**Extracted data**
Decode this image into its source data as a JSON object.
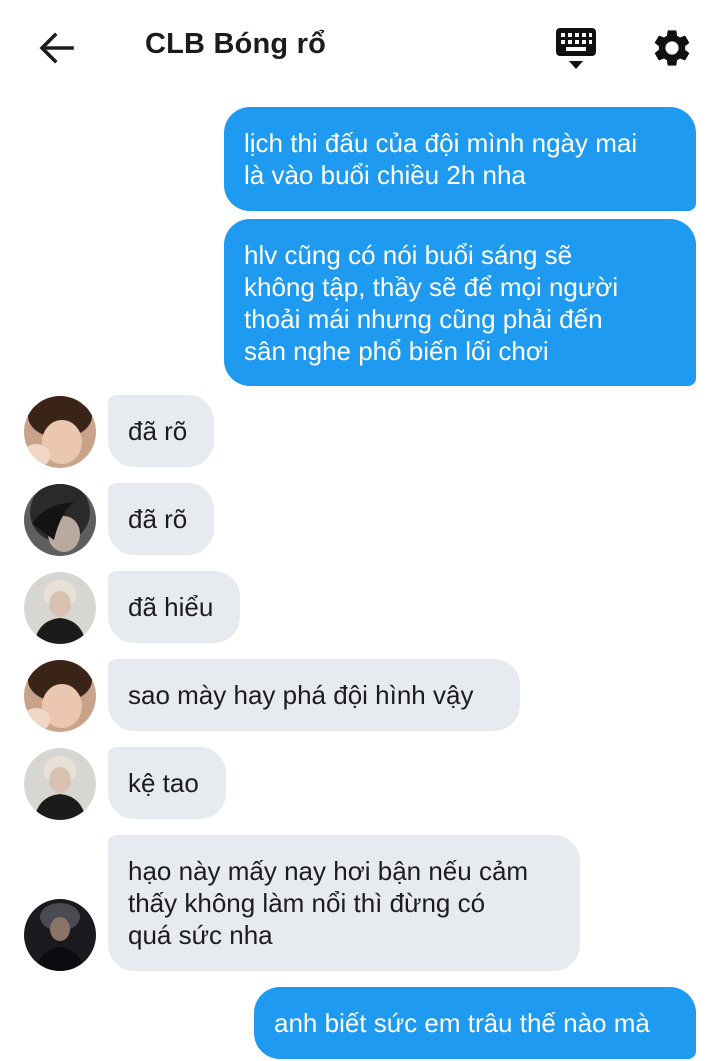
{
  "header": {
    "title": "CLB Bóng rổ",
    "back_icon": "arrow-left-icon",
    "keyboard_icon": "keyboard-icon",
    "settings_icon": "gear-icon"
  },
  "colors": {
    "outgoing_bubble": "#1e9bf0",
    "incoming_bubble": "#e7ebf0"
  },
  "messages": [
    {
      "direction": "out",
      "lines": [
        "lịch thi đấu của đội mình ngày mai",
        "là vào buổi chiều 2h nha"
      ]
    },
    {
      "direction": "out",
      "lines": [
        "hlv cũng có nói buổi sáng sẽ",
        "không tập, thầy sẽ để mọi người",
        "thoải mái nhưng cũng phải đến",
        "sân nghe phổ biến lối chơi"
      ]
    },
    {
      "direction": "in",
      "lines": [
        "đã rõ"
      ]
    },
    {
      "direction": "in",
      "lines": [
        "đã rõ"
      ]
    },
    {
      "direction": "in",
      "lines": [
        "đã hiểu"
      ]
    },
    {
      "direction": "in",
      "lines": [
        "sao mày hay phá đội hình vậy"
      ]
    },
    {
      "direction": "in",
      "lines": [
        "kệ tao"
      ]
    },
    {
      "direction": "in",
      "lines": [
        "hạo này mấy nay hơi bận nếu cảm",
        "thấy không làm nổi thì đừng có",
        "quá sức nha"
      ]
    },
    {
      "direction": "out",
      "lines": [
        "anh biết sức em trâu thế nào mà"
      ]
    }
  ]
}
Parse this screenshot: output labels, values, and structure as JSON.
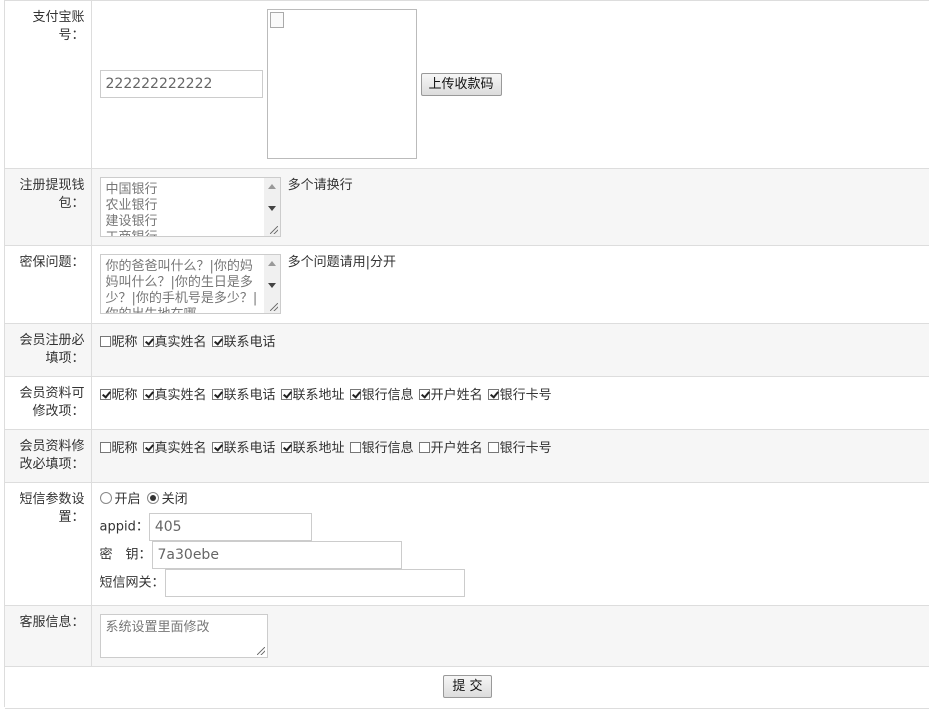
{
  "alipay": {
    "label": "支付宝账号：",
    "account_value": "222222222222",
    "upload_button": "上传收款码"
  },
  "wallet": {
    "label": "注册提现钱包：",
    "text": "中国银行\n农业银行\n建设银行\n工商银行",
    "hint": "多个请换行"
  },
  "security": {
    "label": "密保问题：",
    "text": "你的爸爸叫什么？|你的妈妈叫什么？|你的生日是多少？|你的手机号是多少？|你的出生地在哪",
    "hint": "多个问题请用|分开"
  },
  "register_required": {
    "label": "会员注册必填项：",
    "options": [
      {
        "label": "昵称",
        "checked": false
      },
      {
        "label": "真实姓名",
        "checked": true
      },
      {
        "label": "联系电话",
        "checked": true
      }
    ]
  },
  "profile_editable": {
    "label": "会员资料可修改项：",
    "options": [
      {
        "label": "昵称",
        "checked": true
      },
      {
        "label": "真实姓名",
        "checked": true
      },
      {
        "label": "联系电话",
        "checked": true
      },
      {
        "label": "联系地址",
        "checked": true
      },
      {
        "label": "银行信息",
        "checked": true
      },
      {
        "label": "开户姓名",
        "checked": true
      },
      {
        "label": "银行卡号",
        "checked": true
      }
    ]
  },
  "profile_required": {
    "label": "会员资料修改必填项：",
    "options": [
      {
        "label": "昵称",
        "checked": false
      },
      {
        "label": "真实姓名",
        "checked": true
      },
      {
        "label": "联系电话",
        "checked": true
      },
      {
        "label": "联系地址",
        "checked": true
      },
      {
        "label": "银行信息",
        "checked": false
      },
      {
        "label": "开户姓名",
        "checked": false
      },
      {
        "label": "银行卡号",
        "checked": false
      }
    ]
  },
  "sms": {
    "label": "短信参数设置：",
    "on_label": "开启",
    "off_label": "关闭",
    "selected": "off",
    "appid_label": "appid：",
    "appid_value": "405",
    "key_label": "密　钥：",
    "key_value": "7a30ebe",
    "gateway_label": "短信网关：",
    "gateway_value": ""
  },
  "service": {
    "label": "客服信息：",
    "text": "系统设置里面修改"
  },
  "submit_label": "提 交"
}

**Your objective**
Report the number of lines above that contain the word "buổi", and only that number.

**In response**
2